▶ **Short problem**
Show all lines from the listing below that contain "JSON".

* BEGIN Task material *

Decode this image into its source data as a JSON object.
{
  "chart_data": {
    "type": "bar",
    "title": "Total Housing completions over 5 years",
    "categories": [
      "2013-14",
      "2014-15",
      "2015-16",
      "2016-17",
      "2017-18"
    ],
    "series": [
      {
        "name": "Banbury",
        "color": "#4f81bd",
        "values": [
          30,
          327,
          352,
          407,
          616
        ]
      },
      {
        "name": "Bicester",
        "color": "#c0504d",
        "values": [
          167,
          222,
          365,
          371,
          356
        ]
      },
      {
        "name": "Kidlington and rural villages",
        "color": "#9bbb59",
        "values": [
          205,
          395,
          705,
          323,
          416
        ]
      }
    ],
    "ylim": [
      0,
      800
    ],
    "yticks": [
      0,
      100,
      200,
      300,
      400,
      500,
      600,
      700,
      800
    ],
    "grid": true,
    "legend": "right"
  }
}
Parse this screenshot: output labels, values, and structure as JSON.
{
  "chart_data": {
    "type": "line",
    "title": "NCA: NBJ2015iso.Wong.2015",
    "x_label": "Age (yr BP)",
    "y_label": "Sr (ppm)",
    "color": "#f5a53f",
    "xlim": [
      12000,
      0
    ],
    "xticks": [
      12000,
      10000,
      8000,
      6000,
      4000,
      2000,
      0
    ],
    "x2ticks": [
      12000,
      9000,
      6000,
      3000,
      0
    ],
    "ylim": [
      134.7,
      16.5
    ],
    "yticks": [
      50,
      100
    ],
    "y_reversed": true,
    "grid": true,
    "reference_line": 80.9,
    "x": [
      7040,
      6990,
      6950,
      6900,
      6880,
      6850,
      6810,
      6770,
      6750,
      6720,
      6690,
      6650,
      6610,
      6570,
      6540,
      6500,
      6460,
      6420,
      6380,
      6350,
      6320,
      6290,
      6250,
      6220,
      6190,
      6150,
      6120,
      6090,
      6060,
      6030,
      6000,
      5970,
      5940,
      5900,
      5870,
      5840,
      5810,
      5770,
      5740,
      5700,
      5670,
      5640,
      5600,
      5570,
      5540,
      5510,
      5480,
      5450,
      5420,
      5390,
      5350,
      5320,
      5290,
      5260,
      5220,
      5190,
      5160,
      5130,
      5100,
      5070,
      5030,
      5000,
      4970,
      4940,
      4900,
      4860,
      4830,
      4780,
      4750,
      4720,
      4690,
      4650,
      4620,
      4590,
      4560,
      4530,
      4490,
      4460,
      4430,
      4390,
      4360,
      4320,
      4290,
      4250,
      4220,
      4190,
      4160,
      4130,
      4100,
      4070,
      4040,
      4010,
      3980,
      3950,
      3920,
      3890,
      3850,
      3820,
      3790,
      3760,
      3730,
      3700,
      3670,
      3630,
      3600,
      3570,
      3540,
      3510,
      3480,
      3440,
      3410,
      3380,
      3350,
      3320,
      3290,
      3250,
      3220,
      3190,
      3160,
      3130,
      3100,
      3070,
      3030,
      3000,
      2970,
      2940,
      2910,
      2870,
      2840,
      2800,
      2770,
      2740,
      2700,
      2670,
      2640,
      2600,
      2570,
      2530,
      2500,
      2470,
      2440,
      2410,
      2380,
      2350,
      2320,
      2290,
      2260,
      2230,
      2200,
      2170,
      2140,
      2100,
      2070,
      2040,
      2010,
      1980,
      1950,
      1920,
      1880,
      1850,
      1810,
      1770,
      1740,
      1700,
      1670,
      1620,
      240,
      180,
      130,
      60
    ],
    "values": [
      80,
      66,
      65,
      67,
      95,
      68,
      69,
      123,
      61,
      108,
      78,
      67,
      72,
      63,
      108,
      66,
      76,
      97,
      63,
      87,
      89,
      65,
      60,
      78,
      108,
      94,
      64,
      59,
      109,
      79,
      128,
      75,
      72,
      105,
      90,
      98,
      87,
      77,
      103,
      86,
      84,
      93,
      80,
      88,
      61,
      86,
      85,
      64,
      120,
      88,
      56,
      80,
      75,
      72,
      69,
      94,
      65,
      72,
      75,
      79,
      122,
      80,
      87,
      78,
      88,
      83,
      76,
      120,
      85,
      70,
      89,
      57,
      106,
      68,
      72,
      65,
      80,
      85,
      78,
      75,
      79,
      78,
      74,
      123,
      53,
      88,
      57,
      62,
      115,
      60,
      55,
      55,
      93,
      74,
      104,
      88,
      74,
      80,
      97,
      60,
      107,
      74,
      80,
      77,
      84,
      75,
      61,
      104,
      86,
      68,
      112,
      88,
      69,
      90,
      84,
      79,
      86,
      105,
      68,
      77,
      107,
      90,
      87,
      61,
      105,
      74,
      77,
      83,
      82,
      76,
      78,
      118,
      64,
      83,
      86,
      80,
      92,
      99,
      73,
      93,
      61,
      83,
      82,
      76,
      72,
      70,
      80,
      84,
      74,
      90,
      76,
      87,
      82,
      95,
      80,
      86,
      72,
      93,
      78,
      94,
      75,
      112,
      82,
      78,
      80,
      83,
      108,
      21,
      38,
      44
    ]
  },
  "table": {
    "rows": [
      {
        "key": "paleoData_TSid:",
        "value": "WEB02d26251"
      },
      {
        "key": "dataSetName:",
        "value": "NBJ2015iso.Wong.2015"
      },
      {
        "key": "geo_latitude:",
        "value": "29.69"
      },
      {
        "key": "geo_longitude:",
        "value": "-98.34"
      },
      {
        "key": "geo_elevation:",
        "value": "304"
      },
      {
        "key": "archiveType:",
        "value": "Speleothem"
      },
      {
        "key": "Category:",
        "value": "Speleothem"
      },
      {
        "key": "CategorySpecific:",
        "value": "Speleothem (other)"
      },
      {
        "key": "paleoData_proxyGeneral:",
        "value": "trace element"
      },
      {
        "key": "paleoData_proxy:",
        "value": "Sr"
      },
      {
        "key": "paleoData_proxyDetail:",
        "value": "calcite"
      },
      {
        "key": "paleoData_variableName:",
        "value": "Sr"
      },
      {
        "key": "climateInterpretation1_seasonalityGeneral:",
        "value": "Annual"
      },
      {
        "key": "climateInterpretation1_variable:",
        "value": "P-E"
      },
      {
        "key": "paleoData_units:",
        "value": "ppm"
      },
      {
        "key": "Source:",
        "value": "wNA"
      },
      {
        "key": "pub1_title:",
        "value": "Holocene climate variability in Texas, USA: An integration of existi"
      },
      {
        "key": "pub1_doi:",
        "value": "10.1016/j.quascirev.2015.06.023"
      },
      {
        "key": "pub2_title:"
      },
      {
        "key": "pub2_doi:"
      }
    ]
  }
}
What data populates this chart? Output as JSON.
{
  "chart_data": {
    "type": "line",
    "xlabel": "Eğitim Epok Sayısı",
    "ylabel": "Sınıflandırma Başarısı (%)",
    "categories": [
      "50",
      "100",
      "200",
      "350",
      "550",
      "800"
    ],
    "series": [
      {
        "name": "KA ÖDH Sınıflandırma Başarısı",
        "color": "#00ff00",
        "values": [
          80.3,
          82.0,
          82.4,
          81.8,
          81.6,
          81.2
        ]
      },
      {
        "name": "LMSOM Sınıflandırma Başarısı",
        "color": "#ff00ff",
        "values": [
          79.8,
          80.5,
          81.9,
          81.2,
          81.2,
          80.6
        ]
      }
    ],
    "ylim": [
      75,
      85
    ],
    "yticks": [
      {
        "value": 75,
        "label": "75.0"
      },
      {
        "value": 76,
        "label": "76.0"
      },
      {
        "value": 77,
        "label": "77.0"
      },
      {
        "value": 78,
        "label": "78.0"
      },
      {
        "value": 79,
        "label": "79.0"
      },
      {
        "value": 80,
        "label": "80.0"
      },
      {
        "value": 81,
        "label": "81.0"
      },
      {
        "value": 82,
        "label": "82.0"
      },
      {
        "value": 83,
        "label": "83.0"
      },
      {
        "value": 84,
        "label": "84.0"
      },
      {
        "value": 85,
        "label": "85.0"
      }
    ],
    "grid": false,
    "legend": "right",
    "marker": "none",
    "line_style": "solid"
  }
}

* END Task material *

▶ **Exercise result**
Decode this image into its source data as a JSON object.
Parse this screenshot: output labels, values, and structure as JSON.
What data populates this chart? Output as JSON.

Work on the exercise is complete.